» **What is being asked**
Return all the data below as it stands, minus the pictures.

─── Records to use ───

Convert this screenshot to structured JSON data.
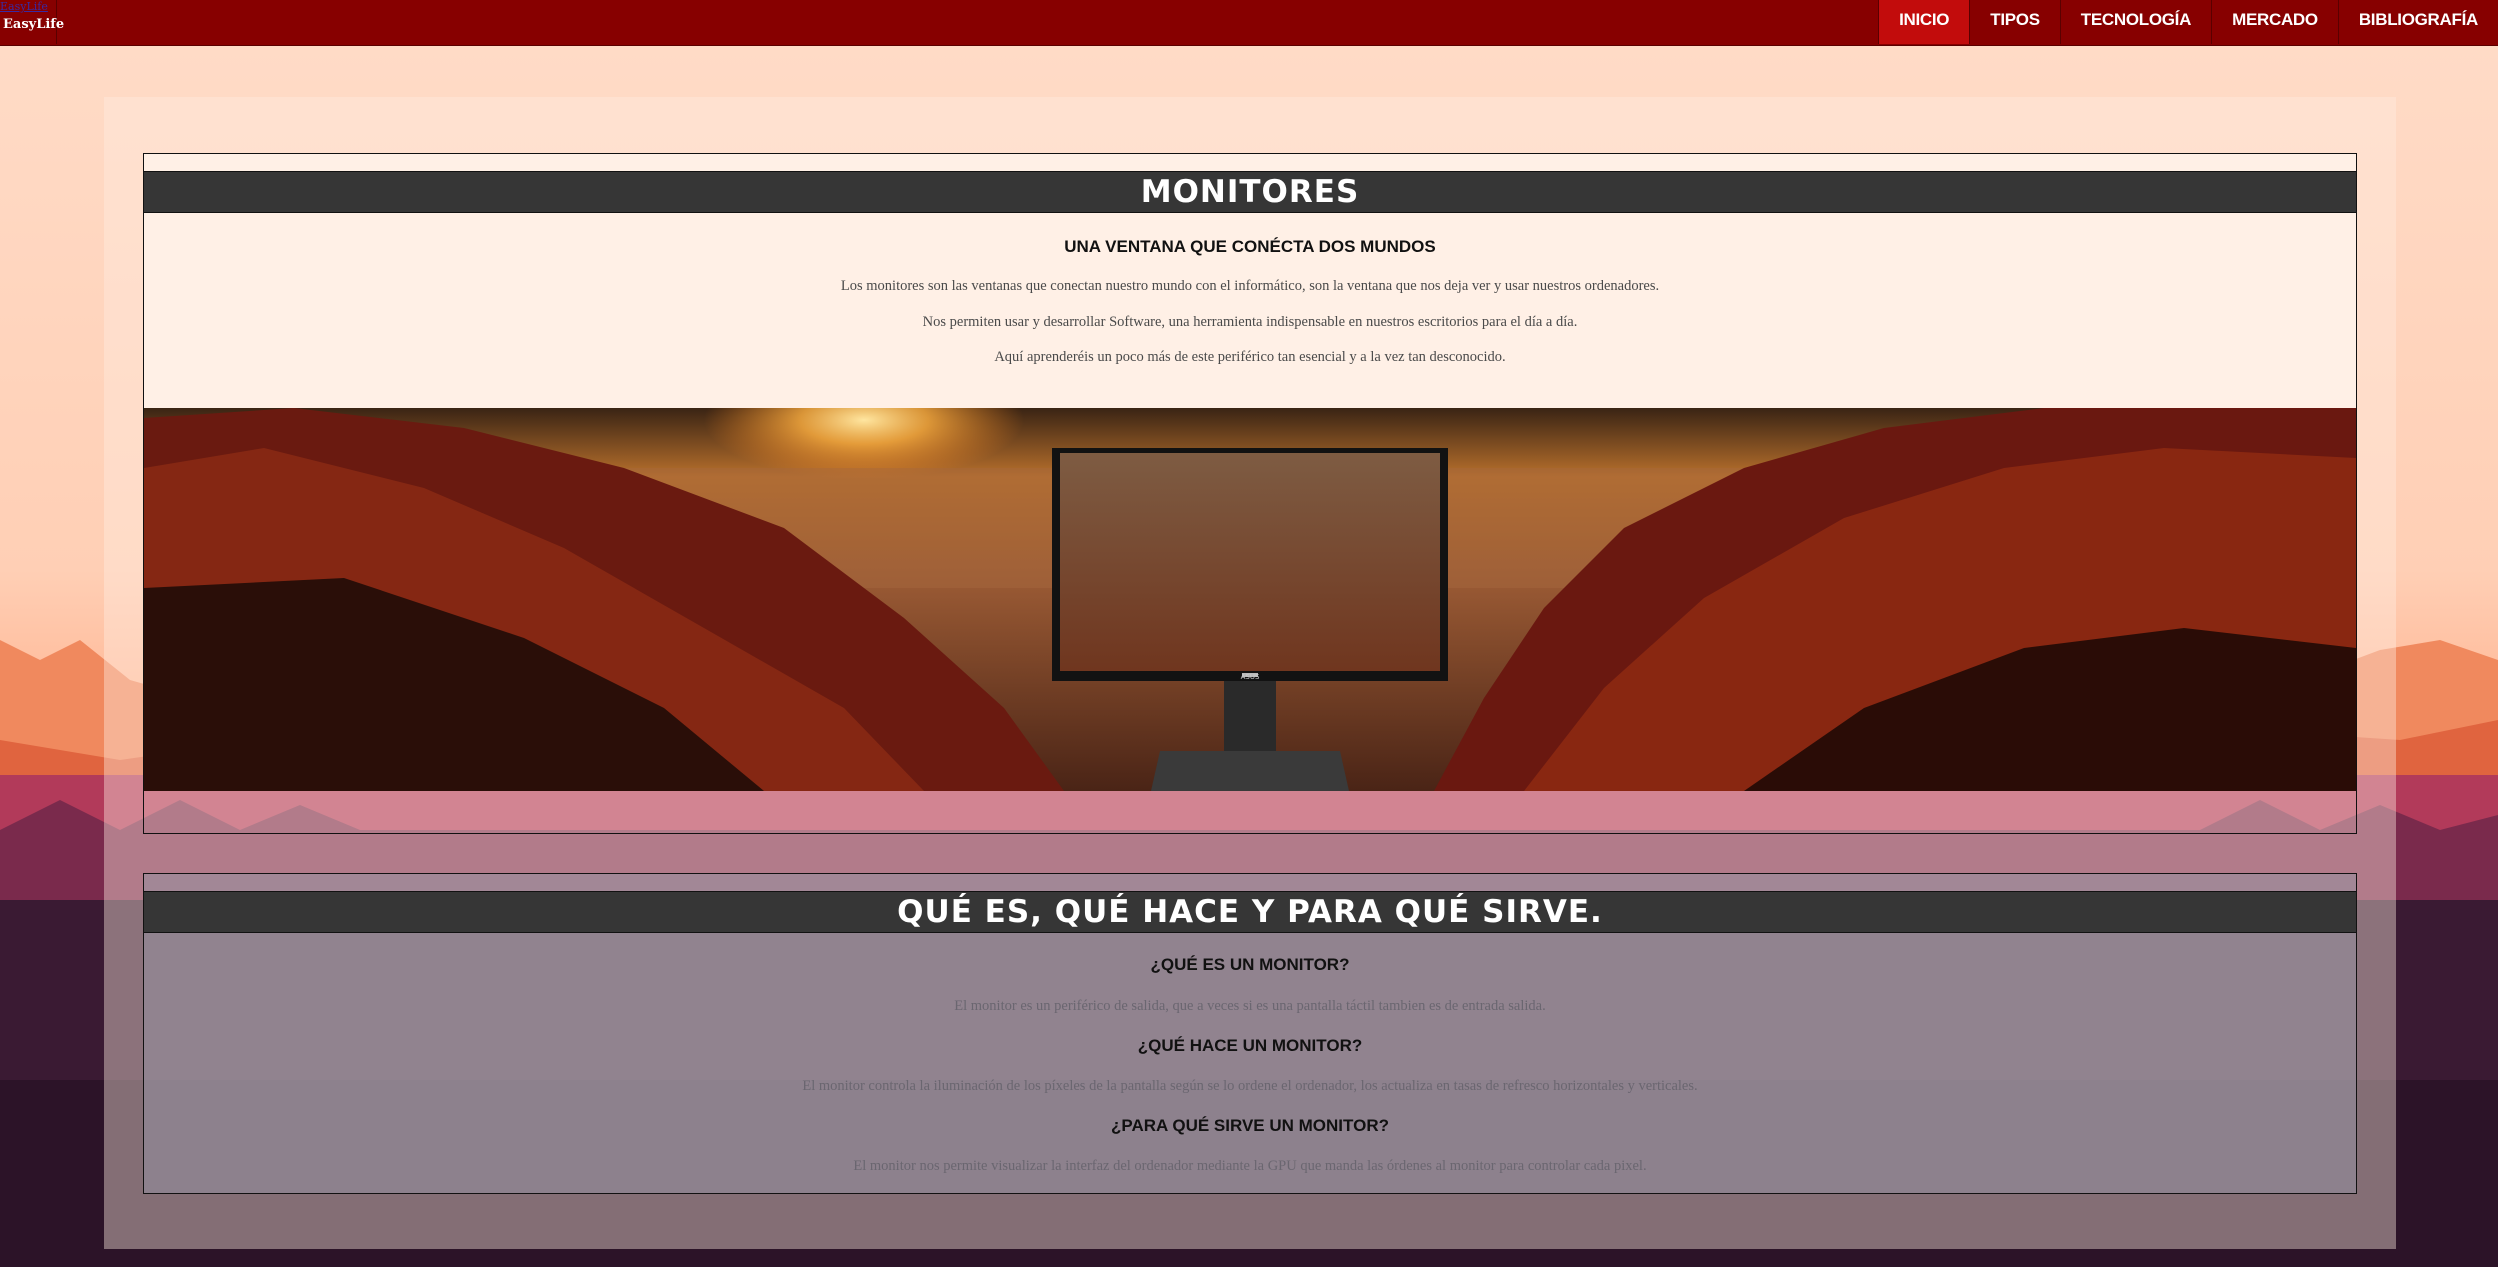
{
  "brand": {
    "logo_alt": "EasyLife",
    "name": "EasyLife"
  },
  "nav": {
    "items": [
      "INICIO",
      "TIPOS",
      "TECNOLOGÍA",
      "MERCADO",
      "BIBLIOGRAFÍA"
    ],
    "active": "INICIO"
  },
  "hero": {
    "title": "MONITORES",
    "subtitle": "UNA VENTANA QUE CONÉCTA DOS MUNDOS",
    "paragraphs": [
      "Los monitores son las ventanas que conectan nuestro mundo con el informático, son la ventana que nos deja ver y usar nuestros ordenadores.",
      "Nos permiten usar y desarrollar Software, una herramienta indispensable en nuestros escritorios para el día a día.",
      "Aquí aprenderéis un poco más de este periférico tan esencial y a la vez tan desconocido."
    ],
    "monitor_brand": "ASUS"
  },
  "about": {
    "title": "QUÉ ES, QUÉ HACE Y PARA QUÉ SIRVE.",
    "sections": [
      {
        "heading": "¿QUÉ ES UN MONITOR?",
        "text": "El monitor es un periférico de salida, que a veces si es una pantalla táctil tambien es de entrada salida."
      },
      {
        "heading": "¿QUÉ HACE UN MONITOR?",
        "text": "El monitor controla la iluminación de los píxeles de la pantalla según se lo ordene el ordenador, los actualiza en tasas de refresco horizontales y verticales."
      },
      {
        "heading": "¿PARA QUÉ SIRVE UN MONITOR?",
        "text": "El monitor nos permite visualizar la interfaz del ordenador mediante la GPU que manda las órdenes al monitor para controlar cada pixel."
      }
    ]
  },
  "colors": {
    "navbar": "#870000",
    "nav_active": "#c20c0c",
    "title_bar": "#363636"
  }
}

───

» **Task response**
Convert this screenshot to structured JSON data.
{
  "brand": {
    "logo_alt": "EasyLife",
    "name": "EasyLife"
  },
  "nav": {
    "items": [
      "INICIO",
      "TIPOS",
      "TECNOLOGÍA",
      "MERCADO",
      "BIBLIOGRAFÍA"
    ],
    "active": "INICIO"
  },
  "hero": {
    "title": "MONITORES",
    "subtitle": "UNA VENTANA QUE CONÉCTA DOS MUNDOS",
    "paragraphs": [
      "Los monitores son las ventanas que conectan nuestro mundo con el informático, son la ventana que nos deja ver y usar nuestros ordenadores.",
      "Nos permiten usar y desarrollar Software, una herramienta indispensable en nuestros escritorios para el día a día.",
      "Aquí aprenderéis un poco más de este periférico tan esencial y a la vez tan desconocido."
    ],
    "monitor_brand": "ASUS"
  },
  "about": {
    "title": "QUÉ ES, QUÉ HACE Y PARA QUÉ SIRVE.",
    "sections": [
      {
        "heading": "¿QUÉ ES UN MONITOR?",
        "text": "El monitor es un periférico de salida, que a veces si es una pantalla táctil tambien es de entrada salida."
      },
      {
        "heading": "¿QUÉ HACE UN MONITOR?",
        "text": "El monitor controla la iluminación de los píxeles de la pantalla según se lo ordene el ordenador, los actualiza en tasas de refresco horizontales y verticales."
      },
      {
        "heading": "¿PARA QUÉ SIRVE UN MONITOR?",
        "text": "El monitor nos permite visualizar la interfaz del ordenador mediante la GPU que manda las órdenes al monitor para controlar cada pixel."
      }
    ]
  },
  "colors": {
    "navbar": "#870000",
    "nav_active": "#c20c0c",
    "title_bar": "#363636"
  }
}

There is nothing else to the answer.